◆ HOW TO COMPLETE THIS TASK
Restate the listing below word for word; no picture is to be carried over.

◆ THE DATA
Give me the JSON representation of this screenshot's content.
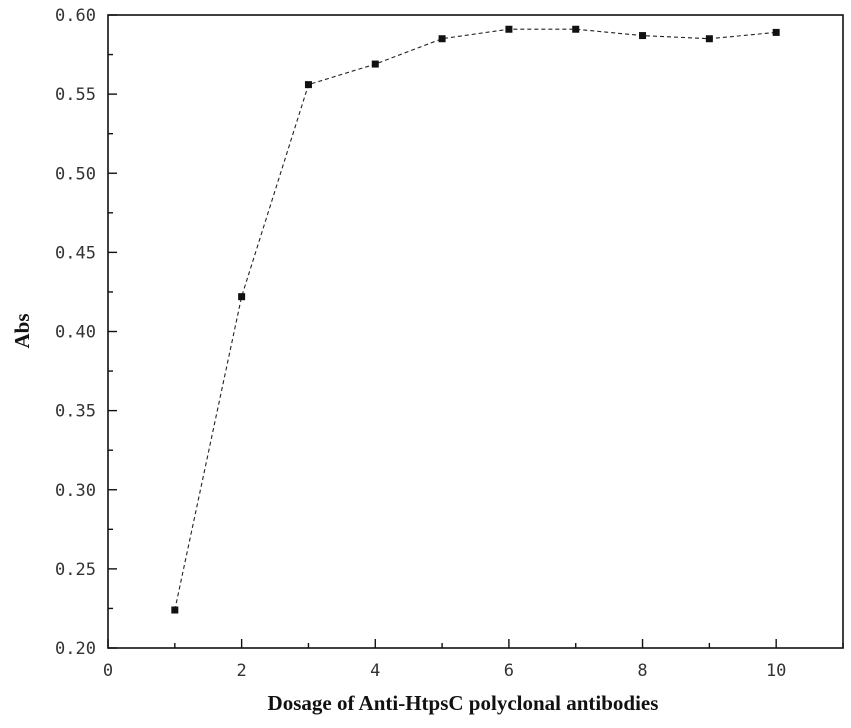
{
  "chart_data": {
    "type": "line",
    "title": "",
    "xlabel": "Dosage of Anti-HtpsC polyclonal antibodies",
    "ylabel": "Abs",
    "xlim": [
      0,
      11
    ],
    "ylim": [
      0.2,
      0.6
    ],
    "x_ticks": [
      0,
      2,
      4,
      6,
      8,
      10
    ],
    "x_tick_labels": [
      "0",
      "2",
      "4",
      "6",
      "8",
      "10"
    ],
    "y_ticks": [
      0.2,
      0.25,
      0.3,
      0.35,
      0.4,
      0.45,
      0.5,
      0.55,
      0.6
    ],
    "y_tick_labels": [
      "0.20",
      "0.25",
      "0.30",
      "0.35",
      "0.40",
      "0.45",
      "0.50",
      "0.55",
      "0.60"
    ],
    "grid": false,
    "series": [
      {
        "x": [
          1,
          2,
          3,
          4,
          5,
          6,
          7,
          8,
          9,
          10
        ],
        "y": [
          0.224,
          0.422,
          0.556,
          0.569,
          0.585,
          0.591,
          0.591,
          0.587,
          0.585,
          0.589
        ],
        "marker": "square",
        "line_style": "dashed",
        "color": "#111111"
      }
    ]
  }
}
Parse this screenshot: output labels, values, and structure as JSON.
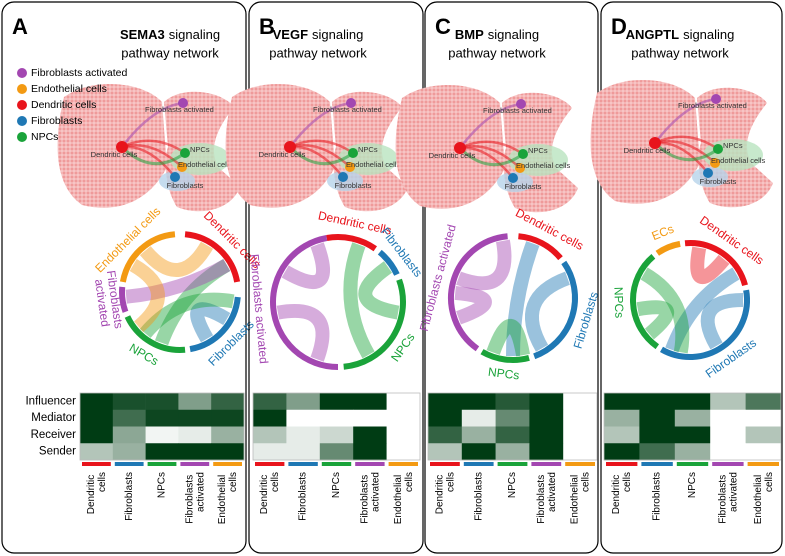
{
  "legend": [
    {
      "label": "Fibroblasts activated",
      "color": "#a347b1"
    },
    {
      "label": "Endothelial cells",
      "color": "#f39a13"
    },
    {
      "label": "Dendritic cells",
      "color": "#e8141c"
    },
    {
      "label": "Fibroblasts",
      "color": "#1f78b4"
    },
    {
      "label": "NPCs",
      "color": "#1aa33a"
    }
  ],
  "heatmap_rows": [
    "Influencer",
    "Mediator",
    "Receiver",
    "Sender"
  ],
  "panels": [
    {
      "letter": "A",
      "title_bold": "SEMA3",
      "title_rest": "signaling",
      "title_line2": "pathway network",
      "map_labels": [
        "Fibroblasts activated",
        "Dendritic cells",
        "NPCs",
        "Endothelial cells",
        "Fibroblasts"
      ],
      "chord_labels": [
        {
          "text": "Endothelial cells",
          "color": "#f39a13"
        },
        {
          "text": "Dendritic cells",
          "color": "#e8141c"
        },
        {
          "text": "Fibroblasts",
          "color": "#1f78b4"
        },
        {
          "text": "NPCs",
          "color": "#1aa33a"
        },
        {
          "text": "Fibroblasts activated",
          "color": "#a347b1"
        }
      ],
      "heatmap": {
        "columns": [
          {
            "label": "Dendritic cells",
            "color": "#e8141c"
          },
          {
            "label": "Fibroblasts",
            "color": "#1f78b4"
          },
          {
            "label": "NPCs",
            "color": "#1aa33a"
          },
          {
            "label": "Fibroblasts activated",
            "color": "#a347b1"
          },
          {
            "label": "Endothelial cells",
            "color": "#f39a13"
          }
        ],
        "values": [
          [
            1,
            0.9,
            0.9,
            0.5,
            0.8
          ],
          [
            1,
            0.75,
            0.95,
            0.95,
            0.95
          ],
          [
            1,
            0.45,
            0.05,
            0.1,
            0.4
          ],
          [
            0.3,
            0.4,
            1,
            1,
            1
          ]
        ]
      }
    },
    {
      "letter": "B",
      "title_bold": "VEGF",
      "title_rest": "signaling",
      "title_line2": "pathway network",
      "map_labels": [
        "Fibroblasts activated",
        "Dendritic cells",
        "NPCs",
        "Endothelial cells",
        "Fibroblasts"
      ],
      "chord_labels": [
        {
          "text": "Dendritic cells",
          "color": "#e8141c"
        },
        {
          "text": "Fibroblasts",
          "color": "#1f78b4"
        },
        {
          "text": "NPCs",
          "color": "#1aa33a"
        },
        {
          "text": "Fibroblasts activated",
          "color": "#a347b1"
        }
      ],
      "heatmap": {
        "columns": [
          {
            "label": "Dendritic cells",
            "color": "#e8141c"
          },
          {
            "label": "Fibroblasts",
            "color": "#1f78b4"
          },
          {
            "label": "NPCs",
            "color": "#1aa33a"
          },
          {
            "label": "Fibroblasts activated",
            "color": "#a347b1"
          },
          {
            "label": "Endothelial cells",
            "color": "#f39a13"
          }
        ],
        "values": [
          [
            0.8,
            0.5,
            1,
            1,
            0
          ],
          [
            1,
            0,
            0,
            0,
            0
          ],
          [
            0.3,
            0.1,
            0.2,
            1,
            0
          ],
          [
            0.1,
            0.1,
            0.6,
            1,
            0
          ]
        ]
      }
    },
    {
      "letter": "C",
      "title_bold": "BMP",
      "title_rest": "signaling",
      "title_line2": "pathway network",
      "map_labels": [
        "Fibroblasts activated",
        "Dendritic cells",
        "NPCs",
        "Endothelial cells",
        "Fibroblasts"
      ],
      "chord_labels": [
        {
          "text": "Dendritic cells",
          "color": "#e8141c"
        },
        {
          "text": "Fibroblasts",
          "color": "#1f78b4"
        },
        {
          "text": "NPCs",
          "color": "#1aa33a"
        },
        {
          "text": "Fibroblasts activated",
          "color": "#a347b1"
        }
      ],
      "heatmap": {
        "columns": [
          {
            "label": "Dendritic cells",
            "color": "#e8141c"
          },
          {
            "label": "Fibroblasts",
            "color": "#1f78b4"
          },
          {
            "label": "NPCs",
            "color": "#1aa33a"
          },
          {
            "label": "Fibroblasts activated",
            "color": "#a347b1"
          },
          {
            "label": "Endothelial cells",
            "color": "#f39a13"
          }
        ],
        "values": [
          [
            1,
            1,
            0.85,
            1,
            0
          ],
          [
            1,
            0.1,
            0.6,
            1,
            0
          ],
          [
            0.8,
            0.4,
            0.8,
            1,
            0
          ],
          [
            0.3,
            1,
            0.4,
            1,
            0
          ]
        ]
      }
    },
    {
      "letter": "D",
      "title_bold": "ANGPTL",
      "title_rest": "signaling",
      "title_line2": "pathway network",
      "map_labels": [
        "Fibroblasts activated",
        "Dendritic cells",
        "NPCs",
        "Endothelial cells",
        "Fibroblasts"
      ],
      "chord_labels": [
        {
          "text": "ECs",
          "color": "#f39a13"
        },
        {
          "text": "Dendritic cells",
          "color": "#e8141c"
        },
        {
          "text": "Fibroblasts",
          "color": "#1f78b4"
        },
        {
          "text": "NPCs",
          "color": "#1aa33a"
        }
      ],
      "heatmap": {
        "columns": [
          {
            "label": "Dendritic cells",
            "color": "#e8141c"
          },
          {
            "label": "Fibroblasts",
            "color": "#1f78b4"
          },
          {
            "label": "NPCs",
            "color": "#1aa33a"
          },
          {
            "label": "Fibroblasts activated",
            "color": "#a347b1"
          },
          {
            "label": "Endothelial cells",
            "color": "#f39a13"
          }
        ],
        "values": [
          [
            1,
            1,
            1,
            0.3,
            0.7
          ],
          [
            0.4,
            1,
            0.4,
            0,
            0
          ],
          [
            0.3,
            1,
            1,
            0,
            0.3
          ],
          [
            1,
            0.75,
            0.4,
            0,
            0
          ]
        ]
      }
    }
  ]
}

◆ OUTPUT BELOW
Give me the JSON representation of this screenshot's content.
{
  "chart_data": {
    "type": "line",
    "title": "",
    "xlabel": "Dosage of Anti-HtpsC polyclonal antibodies",
    "ylabel": "Abs",
    "xlim": [
      0,
      11
    ],
    "ylim": [
      0.2,
      0.6
    ],
    "x_ticks": [
      0,
      2,
      4,
      6,
      8,
      10
    ],
    "x_tick_labels": [
      "0",
      "2",
      "4",
      "6",
      "8",
      "10"
    ],
    "y_ticks": [
      0.2,
      0.25,
      0.3,
      0.35,
      0.4,
      0.45,
      0.5,
      0.55,
      0.6
    ],
    "y_tick_labels": [
      "0.20",
      "0.25",
      "0.30",
      "0.35",
      "0.40",
      "0.45",
      "0.50",
      "0.55",
      "0.60"
    ],
    "grid": false,
    "series": [
      {
        "x": [
          1,
          2,
          3,
          4,
          5,
          6,
          7,
          8,
          9,
          10
        ],
        "y": [
          0.224,
          0.422,
          0.556,
          0.569,
          0.585,
          0.591,
          0.591,
          0.587,
          0.585,
          0.589
        ],
        "marker": "square",
        "line_style": "dashed",
        "color": "#111111"
      }
    ]
  }
}
Parse this screenshot: output labels, values, and structure as JSON.
{
  "legend": [
    {
      "label": "Fibroblasts activated",
      "color": "#a347b1"
    },
    {
      "label": "Endothelial cells",
      "color": "#f39a13"
    },
    {
      "label": "Dendritic cells",
      "color": "#e8141c"
    },
    {
      "label": "Fibroblasts",
      "color": "#1f78b4"
    },
    {
      "label": "NPCs",
      "color": "#1aa33a"
    }
  ],
  "heatmap_rows": [
    "Influencer",
    "Mediator",
    "Receiver",
    "Sender"
  ],
  "panels": [
    {
      "letter": "A",
      "title_bold": "SEMA3",
      "title_rest": "signaling",
      "title_line2": "pathway network",
      "map_labels": [
        "Fibroblasts activated",
        "Dendritic cells",
        "NPCs",
        "Endothelial cells",
        "Fibroblasts"
      ],
      "chord_labels": [
        {
          "text": "Endothelial cells",
          "color": "#f39a13"
        },
        {
          "text": "Dendritic cells",
          "color": "#e8141c"
        },
        {
          "text": "Fibroblasts",
          "color": "#1f78b4"
        },
        {
          "text": "NPCs",
          "color": "#1aa33a"
        },
        {
          "text": "Fibroblasts activated",
          "color": "#a347b1"
        }
      ],
      "heatmap": {
        "columns": [
          {
            "label": "Dendritic cells",
            "color": "#e8141c"
          },
          {
            "label": "Fibroblasts",
            "color": "#1f78b4"
          },
          {
            "label": "NPCs",
            "color": "#1aa33a"
          },
          {
            "label": "Fibroblasts activated",
            "color": "#a347b1"
          },
          {
            "label": "Endothelial cells",
            "color": "#f39a13"
          }
        ],
        "values": [
          [
            1,
            0.9,
            0.9,
            0.5,
            0.8
          ],
          [
            1,
            0.75,
            0.95,
            0.95,
            0.95
          ],
          [
            1,
            0.45,
            0.05,
            0.1,
            0.4
          ],
          [
            0.3,
            0.4,
            1,
            1,
            1
          ]
        ]
      }
    },
    {
      "letter": "B",
      "title_bold": "VEGF",
      "title_rest": "signaling",
      "title_line2": "pathway network",
      "map_labels": [
        "Fibroblasts activated",
        "Dendritic cells",
        "NPCs",
        "Endothelial cells",
        "Fibroblasts"
      ],
      "chord_labels": [
        {
          "text": "Dendritic cells",
          "color": "#e8141c"
        },
        {
          "text": "Fibroblasts",
          "color": "#1f78b4"
        },
        {
          "text": "NPCs",
          "color": "#1aa33a"
        },
        {
          "text": "Fibroblasts activated",
          "color": "#a347b1"
        }
      ],
      "heatmap": {
        "columns": [
          {
            "label": "Dendritic cells",
            "color": "#e8141c"
          },
          {
            "label": "Fibroblasts",
            "color": "#1f78b4"
          },
          {
            "label": "NPCs",
            "color": "#1aa33a"
          },
          {
            "label": "Fibroblasts activated",
            "color": "#a347b1"
          },
          {
            "label": "Endothelial cells",
            "color": "#f39a13"
          }
        ],
        "values": [
          [
            0.8,
            0.5,
            1,
            1,
            0
          ],
          [
            1,
            0,
            0,
            0,
            0
          ],
          [
            0.3,
            0.1,
            0.2,
            1,
            0
          ],
          [
            0.1,
            0.1,
            0.6,
            1,
            0
          ]
        ]
      }
    },
    {
      "letter": "C",
      "title_bold": "BMP",
      "title_rest": "signaling",
      "title_line2": "pathway network",
      "map_labels": [
        "Fibroblasts activated",
        "Dendritic cells",
        "NPCs",
        "Endothelial cells",
        "Fibroblasts"
      ],
      "chord_labels": [
        {
          "text": "Dendritic cells",
          "color": "#e8141c"
        },
        {
          "text": "Fibroblasts",
          "color": "#1f78b4"
        },
        {
          "text": "NPCs",
          "color": "#1aa33a"
        },
        {
          "text": "Fibroblasts activated",
          "color": "#a347b1"
        }
      ],
      "heatmap": {
        "columns": [
          {
            "label": "Dendritic cells",
            "color": "#e8141c"
          },
          {
            "label": "Fibroblasts",
            "color": "#1f78b4"
          },
          {
            "label": "NPCs",
            "color": "#1aa33a"
          },
          {
            "label": "Fibroblasts activated",
            "color": "#a347b1"
          },
          {
            "label": "Endothelial cells",
            "color": "#f39a13"
          }
        ],
        "values": [
          [
            1,
            1,
            0.85,
            1,
            0
          ],
          [
            1,
            0.1,
            0.6,
            1,
            0
          ],
          [
            0.8,
            0.4,
            0.8,
            1,
            0
          ],
          [
            0.3,
            1,
            0.4,
            1,
            0
          ]
        ]
      }
    },
    {
      "letter": "D",
      "title_bold": "ANGPTL",
      "title_rest": "signaling",
      "title_line2": "pathway network",
      "map_labels": [
        "Fibroblasts activated",
        "Dendritic cells",
        "NPCs",
        "Endothelial cells",
        "Fibroblasts"
      ],
      "chord_labels": [
        {
          "text": "ECs",
          "color": "#f39a13"
        },
        {
          "text": "Dendritic cells",
          "color": "#e8141c"
        },
        {
          "text": "Fibroblasts",
          "color": "#1f78b4"
        },
        {
          "text": "NPCs",
          "color": "#1aa33a"
        }
      ],
      "heatmap": {
        "columns": [
          {
            "label": "Dendritic cells",
            "color": "#e8141c"
          },
          {
            "label": "Fibroblasts",
            "color": "#1f78b4"
          },
          {
            "label": "NPCs",
            "color": "#1aa33a"
          },
          {
            "label": "Fibroblasts activated",
            "color": "#a347b1"
          },
          {
            "label": "Endothelial cells",
            "color": "#f39a13"
          }
        ],
        "values": [
          [
            1,
            1,
            1,
            0.3,
            0.7
          ],
          [
            0.4,
            1,
            0.4,
            0,
            0
          ],
          [
            0.3,
            1,
            1,
            0,
            0.3
          ],
          [
            1,
            0.75,
            0.4,
            0,
            0
          ]
        ]
      }
    }
  ]
}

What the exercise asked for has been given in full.